What you have to do: Search the records for the word "Submit" and report each line that has it.

[BEGIN Given information]

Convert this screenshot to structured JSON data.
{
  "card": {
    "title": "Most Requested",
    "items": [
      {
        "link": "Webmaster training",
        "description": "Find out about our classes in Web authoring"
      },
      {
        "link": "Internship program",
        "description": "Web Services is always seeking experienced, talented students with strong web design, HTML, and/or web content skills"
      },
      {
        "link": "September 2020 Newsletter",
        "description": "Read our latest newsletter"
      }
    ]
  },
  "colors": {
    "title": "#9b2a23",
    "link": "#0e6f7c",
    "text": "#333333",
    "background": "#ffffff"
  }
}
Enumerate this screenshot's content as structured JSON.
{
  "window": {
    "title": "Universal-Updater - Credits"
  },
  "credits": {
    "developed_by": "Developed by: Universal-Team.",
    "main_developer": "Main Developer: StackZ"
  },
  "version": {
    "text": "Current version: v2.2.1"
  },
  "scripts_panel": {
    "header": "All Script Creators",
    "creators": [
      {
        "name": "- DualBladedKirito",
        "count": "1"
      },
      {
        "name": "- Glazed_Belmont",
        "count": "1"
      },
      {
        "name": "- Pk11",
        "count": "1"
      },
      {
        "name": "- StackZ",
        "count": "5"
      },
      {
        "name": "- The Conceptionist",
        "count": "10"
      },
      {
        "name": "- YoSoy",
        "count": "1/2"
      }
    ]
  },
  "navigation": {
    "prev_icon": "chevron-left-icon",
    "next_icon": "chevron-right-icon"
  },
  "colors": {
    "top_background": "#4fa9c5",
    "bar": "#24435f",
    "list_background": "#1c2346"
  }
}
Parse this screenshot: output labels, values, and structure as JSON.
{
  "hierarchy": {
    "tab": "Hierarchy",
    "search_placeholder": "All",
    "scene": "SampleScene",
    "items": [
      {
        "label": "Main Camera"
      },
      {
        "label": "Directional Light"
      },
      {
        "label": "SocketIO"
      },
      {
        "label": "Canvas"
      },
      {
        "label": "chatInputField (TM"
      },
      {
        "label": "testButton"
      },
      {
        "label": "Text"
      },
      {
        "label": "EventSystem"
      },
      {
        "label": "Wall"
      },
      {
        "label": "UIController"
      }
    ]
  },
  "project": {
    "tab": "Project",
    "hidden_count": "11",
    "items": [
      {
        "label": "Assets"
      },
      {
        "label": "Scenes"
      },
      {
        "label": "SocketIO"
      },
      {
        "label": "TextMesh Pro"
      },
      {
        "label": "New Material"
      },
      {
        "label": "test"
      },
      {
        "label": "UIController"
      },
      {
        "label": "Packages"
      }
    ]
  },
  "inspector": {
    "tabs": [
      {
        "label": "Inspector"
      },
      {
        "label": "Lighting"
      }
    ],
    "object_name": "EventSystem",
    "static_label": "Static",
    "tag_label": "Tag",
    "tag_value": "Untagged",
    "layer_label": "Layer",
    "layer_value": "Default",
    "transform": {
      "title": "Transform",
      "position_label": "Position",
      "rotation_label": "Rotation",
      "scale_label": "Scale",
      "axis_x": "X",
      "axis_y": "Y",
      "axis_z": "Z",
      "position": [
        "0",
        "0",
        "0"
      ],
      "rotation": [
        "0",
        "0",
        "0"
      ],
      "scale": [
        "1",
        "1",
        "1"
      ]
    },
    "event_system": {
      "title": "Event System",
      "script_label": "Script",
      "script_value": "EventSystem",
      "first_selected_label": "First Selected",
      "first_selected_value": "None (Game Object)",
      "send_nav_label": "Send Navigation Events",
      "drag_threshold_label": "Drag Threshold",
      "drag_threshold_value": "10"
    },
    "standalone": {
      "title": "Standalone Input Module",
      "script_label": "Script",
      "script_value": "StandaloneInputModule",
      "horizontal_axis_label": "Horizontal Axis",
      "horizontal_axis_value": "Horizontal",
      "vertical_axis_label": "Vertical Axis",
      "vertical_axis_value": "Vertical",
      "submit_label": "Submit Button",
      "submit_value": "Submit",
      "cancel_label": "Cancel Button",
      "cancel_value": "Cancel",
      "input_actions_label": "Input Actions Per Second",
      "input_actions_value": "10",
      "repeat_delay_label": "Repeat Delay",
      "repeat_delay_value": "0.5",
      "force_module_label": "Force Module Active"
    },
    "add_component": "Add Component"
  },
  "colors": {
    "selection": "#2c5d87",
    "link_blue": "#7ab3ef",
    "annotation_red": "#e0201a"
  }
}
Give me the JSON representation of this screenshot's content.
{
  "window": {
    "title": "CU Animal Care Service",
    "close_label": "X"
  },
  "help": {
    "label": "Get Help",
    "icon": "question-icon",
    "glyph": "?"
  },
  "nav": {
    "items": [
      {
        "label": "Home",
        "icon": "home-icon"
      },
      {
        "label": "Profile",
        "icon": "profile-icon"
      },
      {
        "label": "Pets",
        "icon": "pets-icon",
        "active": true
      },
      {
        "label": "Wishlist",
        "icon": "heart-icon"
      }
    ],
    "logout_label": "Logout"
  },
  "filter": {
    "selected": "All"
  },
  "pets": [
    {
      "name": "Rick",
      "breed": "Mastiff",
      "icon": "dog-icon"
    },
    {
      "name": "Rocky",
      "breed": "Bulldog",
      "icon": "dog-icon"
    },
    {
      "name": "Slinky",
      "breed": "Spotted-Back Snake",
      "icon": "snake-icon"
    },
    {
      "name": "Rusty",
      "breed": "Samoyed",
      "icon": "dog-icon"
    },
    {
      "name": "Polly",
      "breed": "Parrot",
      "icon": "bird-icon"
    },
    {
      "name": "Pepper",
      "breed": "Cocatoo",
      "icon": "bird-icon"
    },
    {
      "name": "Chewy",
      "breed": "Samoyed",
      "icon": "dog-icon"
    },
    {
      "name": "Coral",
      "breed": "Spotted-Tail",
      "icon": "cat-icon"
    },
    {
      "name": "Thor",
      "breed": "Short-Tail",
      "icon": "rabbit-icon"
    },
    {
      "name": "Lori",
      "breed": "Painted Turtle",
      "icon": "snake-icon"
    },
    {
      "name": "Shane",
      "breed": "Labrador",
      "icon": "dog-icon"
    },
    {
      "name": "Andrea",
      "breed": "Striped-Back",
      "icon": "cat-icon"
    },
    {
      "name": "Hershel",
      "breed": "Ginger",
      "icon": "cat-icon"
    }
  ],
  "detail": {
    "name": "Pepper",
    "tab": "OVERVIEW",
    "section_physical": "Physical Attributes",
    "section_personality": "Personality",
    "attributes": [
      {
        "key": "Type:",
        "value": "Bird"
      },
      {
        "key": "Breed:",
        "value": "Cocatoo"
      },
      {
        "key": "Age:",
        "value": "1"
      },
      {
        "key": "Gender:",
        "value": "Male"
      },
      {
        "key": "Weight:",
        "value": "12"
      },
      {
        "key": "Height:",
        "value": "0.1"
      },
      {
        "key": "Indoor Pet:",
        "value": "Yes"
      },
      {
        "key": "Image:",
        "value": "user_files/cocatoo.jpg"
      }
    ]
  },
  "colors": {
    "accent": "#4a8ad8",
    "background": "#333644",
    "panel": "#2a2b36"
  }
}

[END Given information]

Response below:
      "submit_label": "Submit Button",
      "submit_value": "Submit",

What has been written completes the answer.